>> Start
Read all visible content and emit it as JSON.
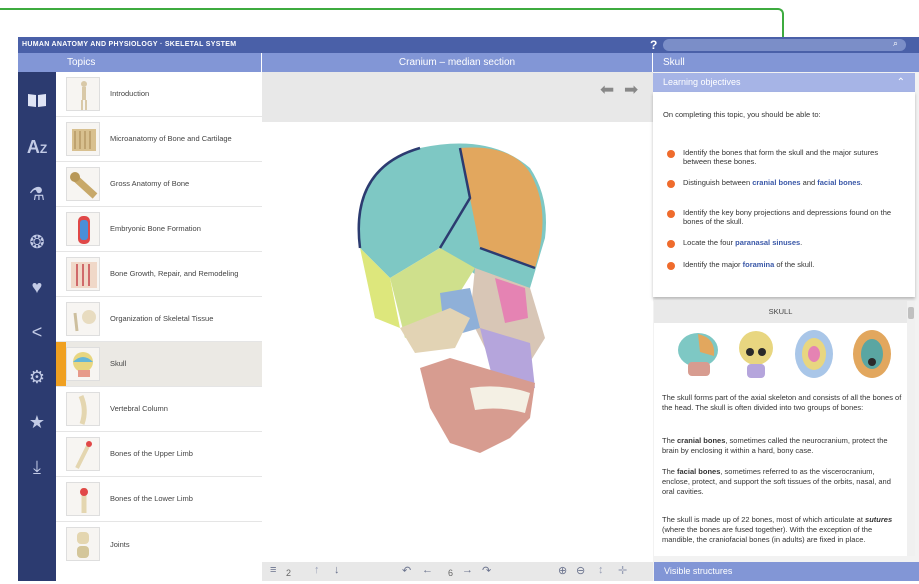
{
  "app": {
    "title": "HUMAN ANATOMY AND PHYSIOLOGY · SKELETAL SYSTEM",
    "help": "?"
  },
  "header": {
    "topics": "Topics",
    "center": "Cranium – median section",
    "right": "Skull"
  },
  "rail": [
    "book-icon",
    "az-icon",
    "flask-icon",
    "lightbulb-icon",
    "heartbeat-icon",
    "share-icon",
    "gear-icon",
    "star-icon",
    "download-icon"
  ],
  "topics": [
    {
      "label": "Introduction"
    },
    {
      "label": "Microanatomy of Bone and Cartilage"
    },
    {
      "label": "Gross Anatomy of Bone"
    },
    {
      "label": "Embryonic Bone Formation"
    },
    {
      "label": "Bone Growth, Repair, and Remodeling"
    },
    {
      "label": "Organization of Skeletal Tissue"
    },
    {
      "label": "Skull"
    },
    {
      "label": "Vertebral Column"
    },
    {
      "label": "Bones of the Upper Limb"
    },
    {
      "label": "Bones of the Lower Limb"
    },
    {
      "label": "Joints"
    }
  ],
  "objectives": {
    "heading": "Learning objectives",
    "intro": "On completing this topic, you should be able to:",
    "items": [
      {
        "a": "Identify the bones that form the skull and the major sutures between these bones."
      },
      {
        "a": "Distinguish between ",
        "b": "cranial bones",
        "c": " and ",
        "d": "facial bones",
        "e": "."
      },
      {
        "a": "Identify the key bony projections and depressions found on the bones of the skull."
      },
      {
        "a": "Locate the four ",
        "b": "paranasal sinuses",
        "c": "."
      },
      {
        "a": "Identify the major ",
        "b": "foramina",
        "c": " of the skull."
      }
    ]
  },
  "skull_card": {
    "title": "SKULL",
    "p1": "The skull forms part of the axial skeleton and consists of all the bones of the head. The skull is often divided into two groups of bones:",
    "p2a": "The ",
    "p2b": "cranial bones",
    "p2c": ", sometimes called the neurocranium, protect the brain by enclosing it within a hard, bony case.",
    "p3a": "The ",
    "p3b": "facial bones",
    "p3c": ", sometimes referred to as the viscerocranium, enclose, protect, and support the soft tissues of the orbits, nasal, and oral cavities.",
    "p4a": "The skull is made up of 22 bones, most of which articulate at ",
    "p4b": "sutures",
    "p4c": " (where the bones are fused together). With the exception of the mandible, the craniofacial bones (in adults) are fixed in place."
  },
  "bottom": {
    "layers": "2",
    "page": "6"
  },
  "visible": "Visible structures"
}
>> End
■ DIRECTIONS
Filter the listing for the word "icon" and copy every line that holds it.

■ FINISHED TASK
    "book-icon",
    "az-icon",
    "flask-icon",
    "lightbulb-icon",
    "heartbeat-icon",
    "share-icon",
    "gear-icon",
    "star-icon",
    "download-icon"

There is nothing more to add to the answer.